◆ Extracted entries
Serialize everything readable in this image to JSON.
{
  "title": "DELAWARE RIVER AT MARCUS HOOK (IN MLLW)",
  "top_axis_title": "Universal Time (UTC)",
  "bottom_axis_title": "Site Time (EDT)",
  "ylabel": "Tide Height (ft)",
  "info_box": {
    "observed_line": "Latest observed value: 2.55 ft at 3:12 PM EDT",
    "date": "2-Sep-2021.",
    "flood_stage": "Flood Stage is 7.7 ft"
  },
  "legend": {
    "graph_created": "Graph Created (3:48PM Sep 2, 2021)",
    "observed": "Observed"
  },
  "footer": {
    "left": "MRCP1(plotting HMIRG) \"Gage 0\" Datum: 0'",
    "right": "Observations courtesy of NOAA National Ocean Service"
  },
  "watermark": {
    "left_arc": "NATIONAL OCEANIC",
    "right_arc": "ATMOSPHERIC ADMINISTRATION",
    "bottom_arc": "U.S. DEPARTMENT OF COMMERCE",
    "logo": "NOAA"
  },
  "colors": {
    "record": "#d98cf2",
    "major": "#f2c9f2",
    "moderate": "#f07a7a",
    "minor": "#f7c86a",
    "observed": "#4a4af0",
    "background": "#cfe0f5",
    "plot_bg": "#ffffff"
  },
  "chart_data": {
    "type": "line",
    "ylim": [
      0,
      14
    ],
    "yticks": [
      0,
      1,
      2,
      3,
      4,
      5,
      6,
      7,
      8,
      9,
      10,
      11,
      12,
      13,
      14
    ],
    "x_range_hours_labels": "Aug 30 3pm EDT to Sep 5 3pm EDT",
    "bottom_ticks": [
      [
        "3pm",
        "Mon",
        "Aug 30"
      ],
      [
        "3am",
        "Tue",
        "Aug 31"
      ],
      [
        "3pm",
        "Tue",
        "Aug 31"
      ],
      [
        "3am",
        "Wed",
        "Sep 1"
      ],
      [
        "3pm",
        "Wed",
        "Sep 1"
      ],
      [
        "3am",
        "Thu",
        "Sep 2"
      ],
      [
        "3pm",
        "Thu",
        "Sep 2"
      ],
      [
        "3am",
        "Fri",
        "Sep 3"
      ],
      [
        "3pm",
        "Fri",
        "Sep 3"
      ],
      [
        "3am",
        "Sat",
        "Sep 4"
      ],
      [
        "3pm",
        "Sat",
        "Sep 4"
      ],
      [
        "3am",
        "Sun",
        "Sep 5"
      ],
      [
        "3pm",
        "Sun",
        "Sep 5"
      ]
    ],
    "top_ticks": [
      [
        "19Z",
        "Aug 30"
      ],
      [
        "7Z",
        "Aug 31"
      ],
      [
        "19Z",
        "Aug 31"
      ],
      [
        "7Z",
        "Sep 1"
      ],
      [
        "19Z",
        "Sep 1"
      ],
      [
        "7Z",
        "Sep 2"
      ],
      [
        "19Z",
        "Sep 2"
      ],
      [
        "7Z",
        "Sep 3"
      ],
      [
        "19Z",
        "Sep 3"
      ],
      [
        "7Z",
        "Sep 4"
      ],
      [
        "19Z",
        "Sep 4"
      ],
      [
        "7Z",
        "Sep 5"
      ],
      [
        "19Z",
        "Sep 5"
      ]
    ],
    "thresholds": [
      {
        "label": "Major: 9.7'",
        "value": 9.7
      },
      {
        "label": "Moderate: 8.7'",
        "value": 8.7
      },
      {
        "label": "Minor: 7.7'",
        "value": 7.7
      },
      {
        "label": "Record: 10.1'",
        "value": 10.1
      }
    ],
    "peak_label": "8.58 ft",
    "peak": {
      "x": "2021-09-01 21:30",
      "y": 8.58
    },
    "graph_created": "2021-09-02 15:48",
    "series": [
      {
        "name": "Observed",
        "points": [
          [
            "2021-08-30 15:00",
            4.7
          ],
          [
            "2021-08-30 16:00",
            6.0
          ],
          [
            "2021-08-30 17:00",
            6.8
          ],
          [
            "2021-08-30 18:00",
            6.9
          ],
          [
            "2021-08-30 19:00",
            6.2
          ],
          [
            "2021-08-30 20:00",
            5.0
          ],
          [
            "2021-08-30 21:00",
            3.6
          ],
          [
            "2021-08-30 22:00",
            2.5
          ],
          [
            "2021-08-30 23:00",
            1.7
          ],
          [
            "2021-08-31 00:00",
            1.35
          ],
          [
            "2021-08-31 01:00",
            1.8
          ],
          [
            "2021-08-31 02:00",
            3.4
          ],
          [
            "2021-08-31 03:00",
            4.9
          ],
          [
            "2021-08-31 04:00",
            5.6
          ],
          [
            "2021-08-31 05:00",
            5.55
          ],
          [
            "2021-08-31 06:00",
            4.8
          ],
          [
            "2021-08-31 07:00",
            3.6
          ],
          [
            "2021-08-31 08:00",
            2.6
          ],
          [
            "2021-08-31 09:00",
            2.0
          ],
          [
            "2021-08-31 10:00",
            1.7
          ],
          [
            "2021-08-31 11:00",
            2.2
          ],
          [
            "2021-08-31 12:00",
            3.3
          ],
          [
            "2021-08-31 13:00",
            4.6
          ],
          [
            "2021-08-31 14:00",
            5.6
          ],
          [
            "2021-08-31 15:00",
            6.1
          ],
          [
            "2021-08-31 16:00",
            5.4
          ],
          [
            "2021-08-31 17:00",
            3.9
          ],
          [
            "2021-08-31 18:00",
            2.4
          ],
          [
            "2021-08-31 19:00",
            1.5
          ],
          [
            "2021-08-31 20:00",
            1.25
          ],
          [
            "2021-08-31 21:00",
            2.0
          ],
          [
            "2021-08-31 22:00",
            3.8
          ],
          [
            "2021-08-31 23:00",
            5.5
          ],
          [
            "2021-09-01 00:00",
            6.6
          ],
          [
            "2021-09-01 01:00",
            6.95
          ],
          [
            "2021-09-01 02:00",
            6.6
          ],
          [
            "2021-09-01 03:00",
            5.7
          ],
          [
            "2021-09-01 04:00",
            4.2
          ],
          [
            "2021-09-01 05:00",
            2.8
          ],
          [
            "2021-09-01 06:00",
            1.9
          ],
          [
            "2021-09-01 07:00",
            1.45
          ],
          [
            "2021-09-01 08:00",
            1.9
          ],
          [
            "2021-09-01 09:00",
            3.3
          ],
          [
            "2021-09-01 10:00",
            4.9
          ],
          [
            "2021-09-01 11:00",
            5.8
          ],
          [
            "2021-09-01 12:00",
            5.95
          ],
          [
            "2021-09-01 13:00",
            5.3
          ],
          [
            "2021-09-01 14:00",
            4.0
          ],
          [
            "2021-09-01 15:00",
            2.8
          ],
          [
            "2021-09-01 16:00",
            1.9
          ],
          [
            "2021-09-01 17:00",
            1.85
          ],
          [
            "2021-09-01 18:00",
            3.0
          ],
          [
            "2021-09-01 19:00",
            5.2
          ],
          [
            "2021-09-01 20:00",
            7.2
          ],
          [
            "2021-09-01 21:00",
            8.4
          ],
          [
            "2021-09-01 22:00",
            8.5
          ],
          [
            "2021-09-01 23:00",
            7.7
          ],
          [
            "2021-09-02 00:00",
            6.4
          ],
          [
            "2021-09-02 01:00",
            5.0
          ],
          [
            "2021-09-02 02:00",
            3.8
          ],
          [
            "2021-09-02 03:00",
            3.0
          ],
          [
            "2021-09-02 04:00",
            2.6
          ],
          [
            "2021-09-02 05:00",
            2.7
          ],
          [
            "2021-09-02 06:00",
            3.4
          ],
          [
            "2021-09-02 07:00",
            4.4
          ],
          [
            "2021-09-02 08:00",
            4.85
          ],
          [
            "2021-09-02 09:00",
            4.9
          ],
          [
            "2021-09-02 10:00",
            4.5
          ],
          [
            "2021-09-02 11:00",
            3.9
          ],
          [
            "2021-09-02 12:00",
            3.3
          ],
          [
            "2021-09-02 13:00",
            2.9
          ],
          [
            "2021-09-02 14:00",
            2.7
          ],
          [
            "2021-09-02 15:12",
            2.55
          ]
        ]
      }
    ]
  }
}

◆ To be done
Identify each line of the material where the word "value" shows up, and copy it.

◆ Response to the task
    "observed_line": "Latest observed value: 2.55 ft at 3:12 PM EDT",
        "value": 9.7
        "value": 8.7
        "value": 7.7
        "value": 10.1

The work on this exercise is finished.